## WORK TO COMPLETE
In the material below, find all lines with the string "Remove" and copy them.

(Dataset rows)
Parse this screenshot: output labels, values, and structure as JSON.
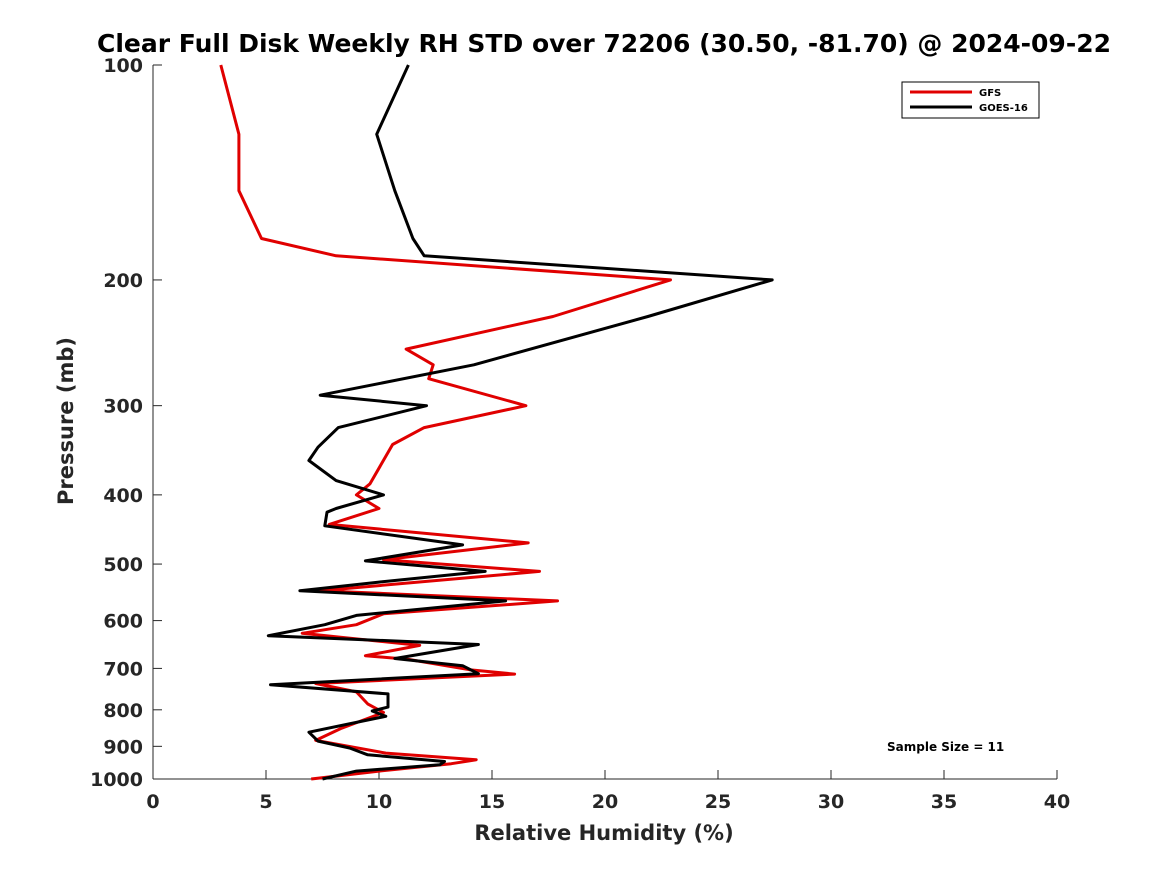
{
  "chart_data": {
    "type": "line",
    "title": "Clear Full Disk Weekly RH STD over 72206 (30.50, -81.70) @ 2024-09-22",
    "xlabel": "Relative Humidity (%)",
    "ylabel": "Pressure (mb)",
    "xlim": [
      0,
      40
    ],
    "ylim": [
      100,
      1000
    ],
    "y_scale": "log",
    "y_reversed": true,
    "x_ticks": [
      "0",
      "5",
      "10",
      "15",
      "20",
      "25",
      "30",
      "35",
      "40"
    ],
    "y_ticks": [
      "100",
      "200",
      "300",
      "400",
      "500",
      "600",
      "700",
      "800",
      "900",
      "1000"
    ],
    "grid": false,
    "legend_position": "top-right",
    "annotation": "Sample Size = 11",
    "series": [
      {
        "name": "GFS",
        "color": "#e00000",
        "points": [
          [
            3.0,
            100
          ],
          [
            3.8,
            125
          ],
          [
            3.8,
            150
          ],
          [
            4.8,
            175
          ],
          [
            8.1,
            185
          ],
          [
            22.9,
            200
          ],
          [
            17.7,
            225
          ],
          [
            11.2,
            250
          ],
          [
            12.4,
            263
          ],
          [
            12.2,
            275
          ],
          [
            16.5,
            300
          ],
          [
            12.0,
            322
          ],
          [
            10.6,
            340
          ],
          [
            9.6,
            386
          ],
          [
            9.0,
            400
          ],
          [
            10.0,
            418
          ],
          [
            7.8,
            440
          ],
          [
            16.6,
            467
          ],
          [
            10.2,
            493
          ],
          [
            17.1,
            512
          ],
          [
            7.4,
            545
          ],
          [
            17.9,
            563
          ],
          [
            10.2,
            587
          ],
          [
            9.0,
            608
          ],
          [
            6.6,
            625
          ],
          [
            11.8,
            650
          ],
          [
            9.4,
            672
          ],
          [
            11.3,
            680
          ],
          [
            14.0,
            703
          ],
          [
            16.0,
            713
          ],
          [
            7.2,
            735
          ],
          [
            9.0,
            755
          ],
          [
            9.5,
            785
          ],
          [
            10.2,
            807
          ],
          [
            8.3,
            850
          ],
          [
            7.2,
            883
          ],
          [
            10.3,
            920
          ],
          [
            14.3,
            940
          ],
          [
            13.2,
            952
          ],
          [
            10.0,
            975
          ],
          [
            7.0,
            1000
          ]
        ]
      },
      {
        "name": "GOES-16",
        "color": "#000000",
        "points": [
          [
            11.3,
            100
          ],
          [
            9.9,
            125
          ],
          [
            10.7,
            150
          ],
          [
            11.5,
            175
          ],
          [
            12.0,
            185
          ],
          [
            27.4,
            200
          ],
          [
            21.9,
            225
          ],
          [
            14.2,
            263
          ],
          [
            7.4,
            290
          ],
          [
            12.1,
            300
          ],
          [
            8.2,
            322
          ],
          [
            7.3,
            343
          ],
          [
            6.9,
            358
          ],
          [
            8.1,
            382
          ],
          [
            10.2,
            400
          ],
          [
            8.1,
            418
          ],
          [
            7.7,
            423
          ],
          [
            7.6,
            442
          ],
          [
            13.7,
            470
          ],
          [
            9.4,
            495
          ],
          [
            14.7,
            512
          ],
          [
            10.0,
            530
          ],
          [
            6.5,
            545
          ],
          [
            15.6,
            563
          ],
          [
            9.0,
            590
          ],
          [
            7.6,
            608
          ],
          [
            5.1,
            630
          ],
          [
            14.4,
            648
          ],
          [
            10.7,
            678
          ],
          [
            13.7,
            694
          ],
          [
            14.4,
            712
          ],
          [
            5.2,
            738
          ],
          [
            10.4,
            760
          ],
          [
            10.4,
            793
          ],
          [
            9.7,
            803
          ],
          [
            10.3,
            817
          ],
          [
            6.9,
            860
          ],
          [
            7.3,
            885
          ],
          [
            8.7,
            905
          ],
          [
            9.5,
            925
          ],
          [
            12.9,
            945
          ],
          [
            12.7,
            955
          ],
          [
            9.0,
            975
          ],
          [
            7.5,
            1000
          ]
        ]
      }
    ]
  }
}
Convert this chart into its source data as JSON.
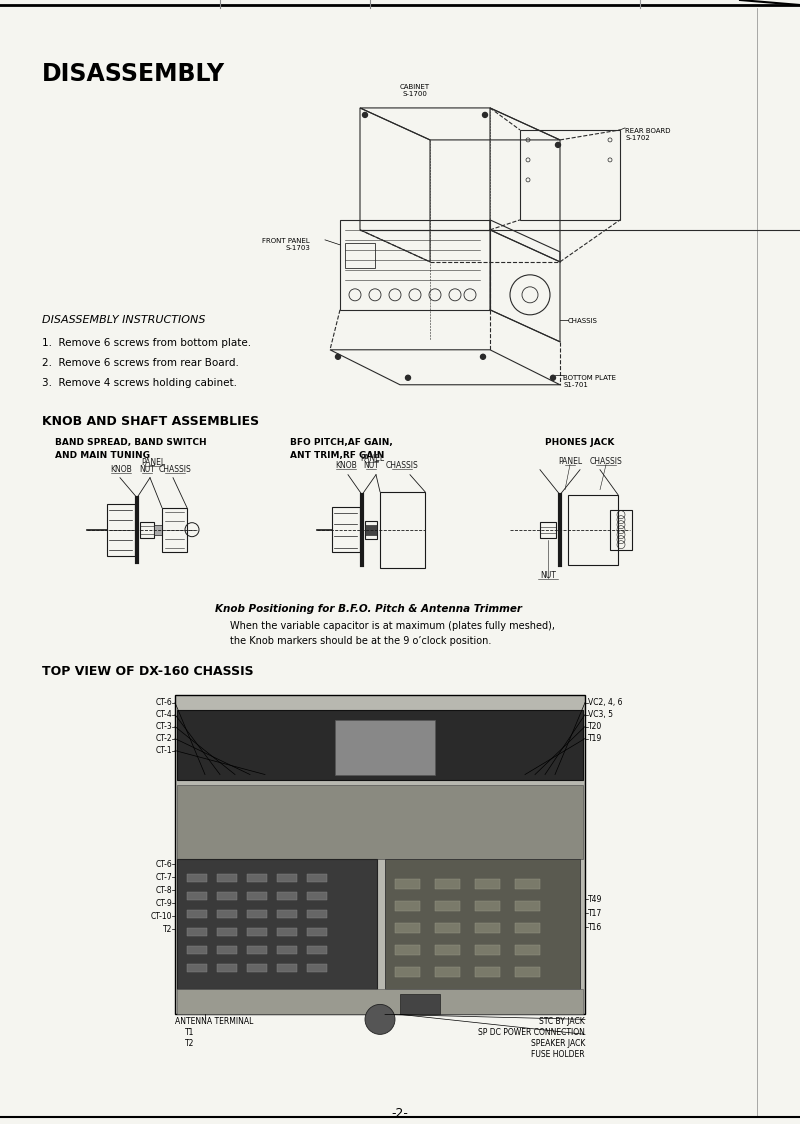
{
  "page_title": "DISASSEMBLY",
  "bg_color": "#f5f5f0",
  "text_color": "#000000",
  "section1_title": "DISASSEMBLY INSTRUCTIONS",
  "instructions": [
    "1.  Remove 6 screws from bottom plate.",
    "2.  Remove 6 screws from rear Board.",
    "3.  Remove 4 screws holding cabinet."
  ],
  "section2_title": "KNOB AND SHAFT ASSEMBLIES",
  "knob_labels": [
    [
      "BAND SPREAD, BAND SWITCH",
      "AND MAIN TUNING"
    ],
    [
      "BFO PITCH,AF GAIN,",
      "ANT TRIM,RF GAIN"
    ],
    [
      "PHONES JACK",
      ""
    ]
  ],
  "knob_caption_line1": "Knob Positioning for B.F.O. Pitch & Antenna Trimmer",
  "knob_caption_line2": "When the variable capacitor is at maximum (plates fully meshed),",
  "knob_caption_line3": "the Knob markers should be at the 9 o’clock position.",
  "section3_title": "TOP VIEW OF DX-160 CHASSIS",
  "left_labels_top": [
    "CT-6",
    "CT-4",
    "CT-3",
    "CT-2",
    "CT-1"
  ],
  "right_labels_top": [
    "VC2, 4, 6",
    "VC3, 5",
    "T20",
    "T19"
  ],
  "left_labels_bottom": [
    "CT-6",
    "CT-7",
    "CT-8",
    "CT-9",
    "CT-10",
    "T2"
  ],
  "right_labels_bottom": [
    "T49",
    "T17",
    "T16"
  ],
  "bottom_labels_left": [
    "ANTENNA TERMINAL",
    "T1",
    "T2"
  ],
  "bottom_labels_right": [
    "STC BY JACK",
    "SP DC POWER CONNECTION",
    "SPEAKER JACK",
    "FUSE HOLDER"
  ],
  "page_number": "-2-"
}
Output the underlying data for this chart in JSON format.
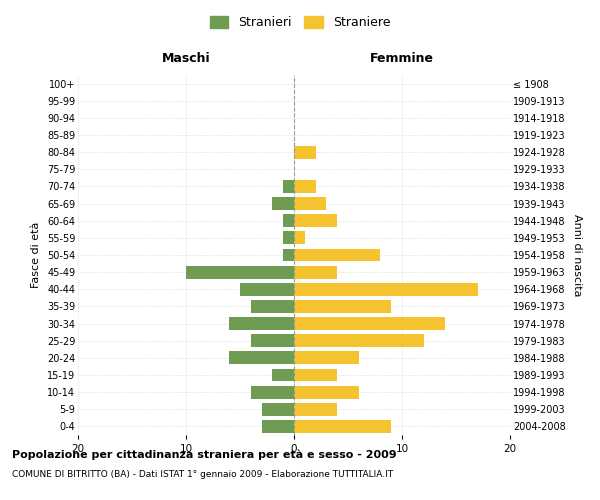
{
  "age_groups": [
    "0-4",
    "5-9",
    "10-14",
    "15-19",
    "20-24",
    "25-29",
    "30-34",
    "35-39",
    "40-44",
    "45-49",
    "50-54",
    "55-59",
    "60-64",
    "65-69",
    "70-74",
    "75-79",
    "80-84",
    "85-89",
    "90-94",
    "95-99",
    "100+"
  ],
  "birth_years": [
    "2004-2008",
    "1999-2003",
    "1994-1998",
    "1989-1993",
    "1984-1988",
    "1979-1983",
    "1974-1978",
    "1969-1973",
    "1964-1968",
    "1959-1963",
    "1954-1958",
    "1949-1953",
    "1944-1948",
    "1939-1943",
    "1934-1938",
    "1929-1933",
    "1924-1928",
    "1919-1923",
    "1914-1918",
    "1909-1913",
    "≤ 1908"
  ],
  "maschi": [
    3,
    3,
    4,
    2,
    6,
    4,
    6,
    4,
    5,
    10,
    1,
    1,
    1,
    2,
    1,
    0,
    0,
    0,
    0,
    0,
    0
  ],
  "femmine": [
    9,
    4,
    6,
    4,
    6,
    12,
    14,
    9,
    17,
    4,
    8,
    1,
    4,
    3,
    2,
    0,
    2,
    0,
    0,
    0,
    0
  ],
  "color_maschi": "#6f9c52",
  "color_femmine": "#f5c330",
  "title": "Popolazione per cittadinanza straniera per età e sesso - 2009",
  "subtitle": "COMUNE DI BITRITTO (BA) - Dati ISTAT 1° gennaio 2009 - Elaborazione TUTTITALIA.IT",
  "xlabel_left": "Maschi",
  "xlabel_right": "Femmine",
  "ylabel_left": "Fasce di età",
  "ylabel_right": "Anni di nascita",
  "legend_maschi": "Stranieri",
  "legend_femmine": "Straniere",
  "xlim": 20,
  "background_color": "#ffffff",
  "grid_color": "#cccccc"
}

## REPLY
    "1.  Remove 6 screws from bottom plate.",
    "2.  Remove 6 screws from rear Board.",
    "3.  Remove 4 screws holding cabinet."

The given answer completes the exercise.